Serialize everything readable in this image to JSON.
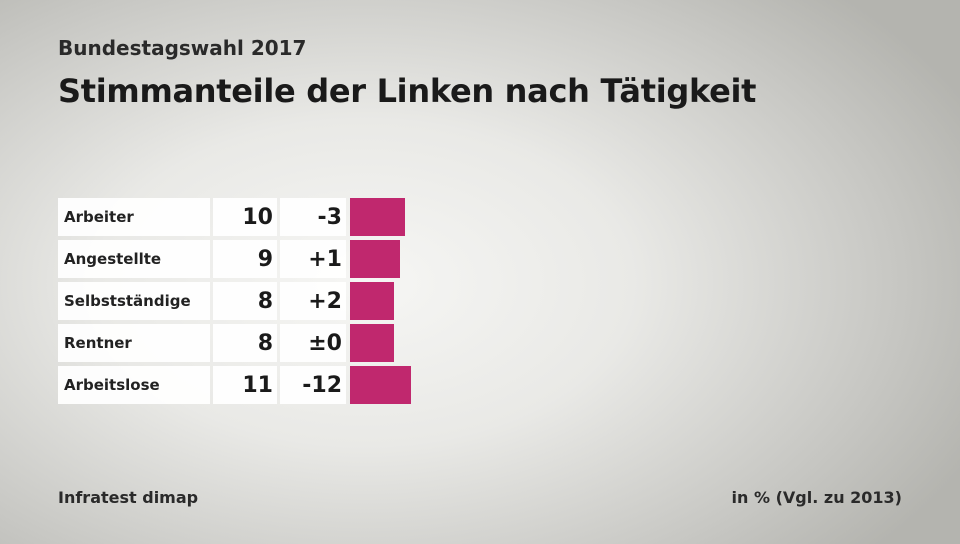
{
  "header": {
    "supertitle": "Bundestagswahl 2017",
    "title": "Stimmanteile der Linken nach Tätigkeit"
  },
  "footer": {
    "source": "Infratest dimap",
    "unit_note": "in % (Vgl. zu 2013)"
  },
  "colors": {
    "bar": "#c0286e"
  },
  "chart_data": {
    "type": "bar",
    "title": "Stimmanteile der Linken nach Tätigkeit",
    "categories": [
      "Arbeiter",
      "Angestellte",
      "Selbstständige",
      "Rentner",
      "Arbeitslose"
    ],
    "series": [
      {
        "values": [
          10,
          9,
          8,
          8,
          11
        ]
      }
    ],
    "changes": [
      "-3",
      "+1",
      "+2",
      "±0",
      "-12"
    ],
    "value_labels": [
      "10",
      "9",
      "8",
      "8",
      "11"
    ],
    "orientation": "horizontal"
  }
}
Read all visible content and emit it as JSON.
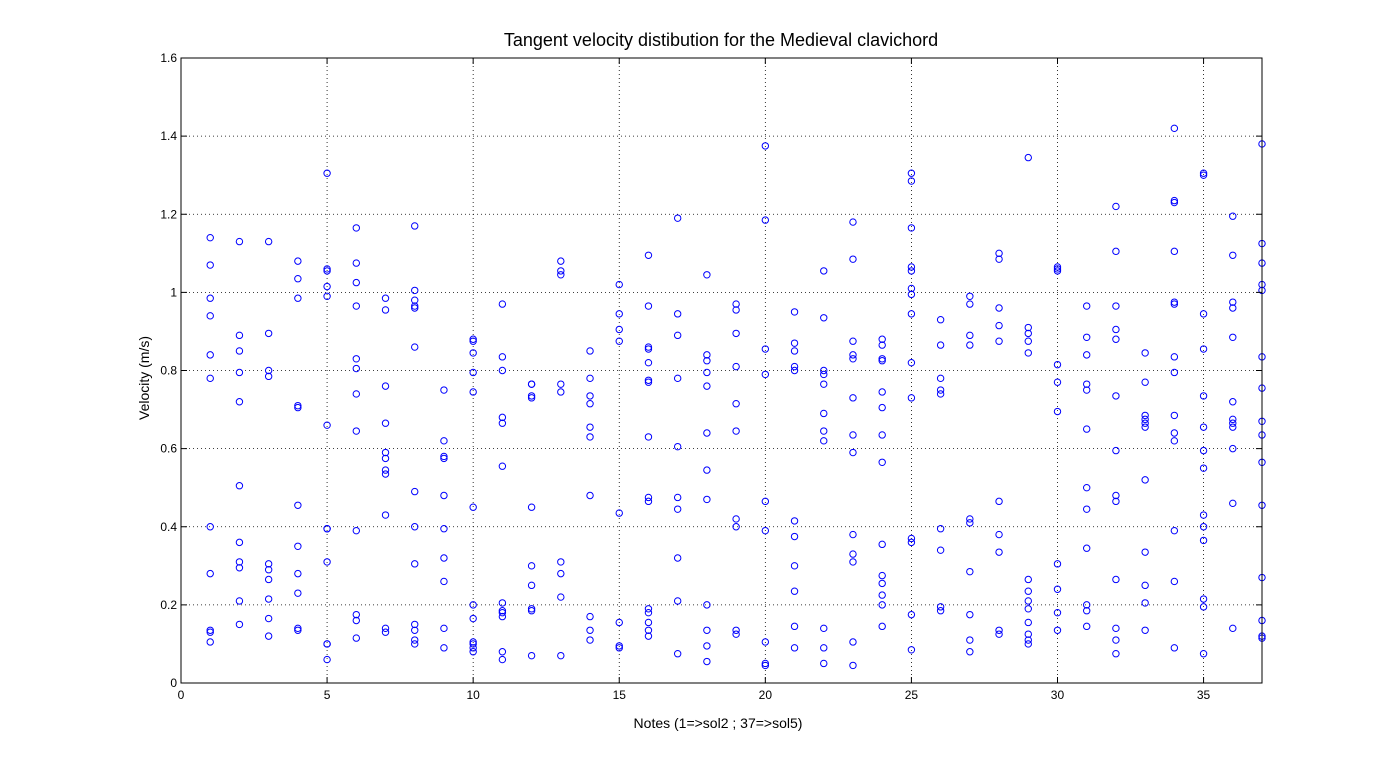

**Task prompt**
Copy each line containing the word "Tätigkeit" from the data.

**Written response**
    "title": "Stimmanteile der Linken nach Tätigkeit"
    "title": "Stimmanteile der Linken nach Tätigkeit",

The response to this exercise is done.